## start Data lines
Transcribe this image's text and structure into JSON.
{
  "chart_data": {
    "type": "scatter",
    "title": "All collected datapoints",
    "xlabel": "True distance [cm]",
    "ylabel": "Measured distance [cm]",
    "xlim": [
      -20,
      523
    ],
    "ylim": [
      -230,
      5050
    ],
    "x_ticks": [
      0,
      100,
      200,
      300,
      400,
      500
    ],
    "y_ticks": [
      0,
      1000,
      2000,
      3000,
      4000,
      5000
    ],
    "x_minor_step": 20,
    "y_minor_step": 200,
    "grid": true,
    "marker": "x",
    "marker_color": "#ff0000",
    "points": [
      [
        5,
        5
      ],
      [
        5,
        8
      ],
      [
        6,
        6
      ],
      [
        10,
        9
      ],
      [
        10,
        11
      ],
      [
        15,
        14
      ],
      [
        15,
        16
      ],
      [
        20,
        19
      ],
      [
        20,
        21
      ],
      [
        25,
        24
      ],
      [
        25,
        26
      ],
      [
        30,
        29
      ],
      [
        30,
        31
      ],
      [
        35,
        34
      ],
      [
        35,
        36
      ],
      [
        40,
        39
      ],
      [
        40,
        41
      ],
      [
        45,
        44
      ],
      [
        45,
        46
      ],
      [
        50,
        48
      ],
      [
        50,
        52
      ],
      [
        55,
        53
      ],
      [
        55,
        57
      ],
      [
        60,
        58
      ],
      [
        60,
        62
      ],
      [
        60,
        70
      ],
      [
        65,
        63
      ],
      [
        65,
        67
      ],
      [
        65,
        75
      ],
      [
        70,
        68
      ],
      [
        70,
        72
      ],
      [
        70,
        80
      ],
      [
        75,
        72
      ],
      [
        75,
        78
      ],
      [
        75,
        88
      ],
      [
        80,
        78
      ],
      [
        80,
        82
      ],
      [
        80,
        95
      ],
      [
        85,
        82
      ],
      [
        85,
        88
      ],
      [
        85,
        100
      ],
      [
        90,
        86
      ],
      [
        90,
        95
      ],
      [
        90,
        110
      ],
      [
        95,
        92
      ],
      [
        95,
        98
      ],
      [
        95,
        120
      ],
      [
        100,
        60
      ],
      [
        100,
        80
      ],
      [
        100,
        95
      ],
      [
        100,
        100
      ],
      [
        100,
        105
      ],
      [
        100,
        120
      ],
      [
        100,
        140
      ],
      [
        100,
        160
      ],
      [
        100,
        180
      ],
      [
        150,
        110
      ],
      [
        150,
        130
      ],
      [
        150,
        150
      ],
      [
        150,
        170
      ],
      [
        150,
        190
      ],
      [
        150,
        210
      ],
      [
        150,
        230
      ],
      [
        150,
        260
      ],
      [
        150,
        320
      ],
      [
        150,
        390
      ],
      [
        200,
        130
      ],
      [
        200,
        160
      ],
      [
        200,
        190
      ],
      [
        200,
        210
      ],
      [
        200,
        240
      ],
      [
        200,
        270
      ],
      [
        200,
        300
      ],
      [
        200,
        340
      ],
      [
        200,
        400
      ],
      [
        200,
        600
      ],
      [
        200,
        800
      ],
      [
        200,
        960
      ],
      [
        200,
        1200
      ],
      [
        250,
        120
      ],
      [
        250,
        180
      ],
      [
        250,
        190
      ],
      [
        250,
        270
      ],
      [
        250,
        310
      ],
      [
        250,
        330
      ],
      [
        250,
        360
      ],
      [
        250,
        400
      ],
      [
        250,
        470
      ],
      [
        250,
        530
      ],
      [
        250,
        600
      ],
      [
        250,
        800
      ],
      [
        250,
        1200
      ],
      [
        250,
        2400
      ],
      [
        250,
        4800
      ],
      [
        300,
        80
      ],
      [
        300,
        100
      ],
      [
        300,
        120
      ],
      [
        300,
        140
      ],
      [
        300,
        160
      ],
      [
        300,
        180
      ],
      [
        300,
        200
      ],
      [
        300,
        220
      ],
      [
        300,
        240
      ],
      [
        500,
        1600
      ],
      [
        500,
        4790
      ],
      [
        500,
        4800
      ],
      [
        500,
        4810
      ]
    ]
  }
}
## end Data lines
> **Short problem**
Output all of the data again. Match it exactly.

> **Exercise response**
Transcribe this image's text and structure into JSON.
{
  "chart_data": {
    "type": "scatter",
    "title": "All collected datapoints",
    "xlabel": "True distance [cm]",
    "ylabel": "Measured distance [cm]",
    "xlim": [
      -20,
      523
    ],
    "ylim": [
      -230,
      5050
    ],
    "x_ticks": [
      0,
      100,
      200,
      300,
      400,
      500
    ],
    "y_ticks": [
      0,
      1000,
      2000,
      3000,
      4000,
      5000
    ],
    "x_minor_step": 20,
    "y_minor_step": 200,
    "grid": true,
    "marker": "x",
    "marker_color": "#ff0000",
    "points": [
      [
        5,
        5
      ],
      [
        5,
        8
      ],
      [
        6,
        6
      ],
      [
        10,
        9
      ],
      [
        10,
        11
      ],
      [
        15,
        14
      ],
      [
        15,
        16
      ],
      [
        20,
        19
      ],
      [
        20,
        21
      ],
      [
        25,
        24
      ],
      [
        25,
        26
      ],
      [
        30,
        29
      ],
      [
        30,
        31
      ],
      [
        35,
        34
      ],
      [
        35,
        36
      ],
      [
        40,
        39
      ],
      [
        40,
        41
      ],
      [
        45,
        44
      ],
      [
        45,
        46
      ],
      [
        50,
        48
      ],
      [
        50,
        52
      ],
      [
        55,
        53
      ],
      [
        55,
        57
      ],
      [
        60,
        58
      ],
      [
        60,
        62
      ],
      [
        60,
        70
      ],
      [
        65,
        63
      ],
      [
        65,
        67
      ],
      [
        65,
        75
      ],
      [
        70,
        68
      ],
      [
        70,
        72
      ],
      [
        70,
        80
      ],
      [
        75,
        72
      ],
      [
        75,
        78
      ],
      [
        75,
        88
      ],
      [
        80,
        78
      ],
      [
        80,
        82
      ],
      [
        80,
        95
      ],
      [
        85,
        82
      ],
      [
        85,
        88
      ],
      [
        85,
        100
      ],
      [
        90,
        86
      ],
      [
        90,
        95
      ],
      [
        90,
        110
      ],
      [
        95,
        92
      ],
      [
        95,
        98
      ],
      [
        95,
        120
      ],
      [
        100,
        60
      ],
      [
        100,
        80
      ],
      [
        100,
        95
      ],
      [
        100,
        100
      ],
      [
        100,
        105
      ],
      [
        100,
        120
      ],
      [
        100,
        140
      ],
      [
        100,
        160
      ],
      [
        100,
        180
      ],
      [
        150,
        110
      ],
      [
        150,
        130
      ],
      [
        150,
        150
      ],
      [
        150,
        170
      ],
      [
        150,
        190
      ],
      [
        150,
        210
      ],
      [
        150,
        230
      ],
      [
        150,
        260
      ],
      [
        150,
        320
      ],
      [
        150,
        390
      ],
      [
        200,
        130
      ],
      [
        200,
        160
      ],
      [
        200,
        190
      ],
      [
        200,
        210
      ],
      [
        200,
        240
      ],
      [
        200,
        270
      ],
      [
        200,
        300
      ],
      [
        200,
        340
      ],
      [
        200,
        400
      ],
      [
        200,
        600
      ],
      [
        200,
        800
      ],
      [
        200,
        960
      ],
      [
        200,
        1200
      ],
      [
        250,
        120
      ],
      [
        250,
        180
      ],
      [
        250,
        190
      ],
      [
        250,
        270
      ],
      [
        250,
        310
      ],
      [
        250,
        330
      ],
      [
        250,
        360
      ],
      [
        250,
        400
      ],
      [
        250,
        470
      ],
      [
        250,
        530
      ],
      [
        250,
        600
      ],
      [
        250,
        800
      ],
      [
        250,
        1200
      ],
      [
        250,
        2400
      ],
      [
        250,
        4800
      ],
      [
        300,
        80
      ],
      [
        300,
        100
      ],
      [
        300,
        120
      ],
      [
        300,
        140
      ],
      [
        300,
        160
      ],
      [
        300,
        180
      ],
      [
        300,
        200
      ],
      [
        300,
        220
      ],
      [
        300,
        240
      ],
      [
        500,
        1600
      ],
      [
        500,
        4790
      ],
      [
        500,
        4800
      ],
      [
        500,
        4810
      ]
    ]
  }
}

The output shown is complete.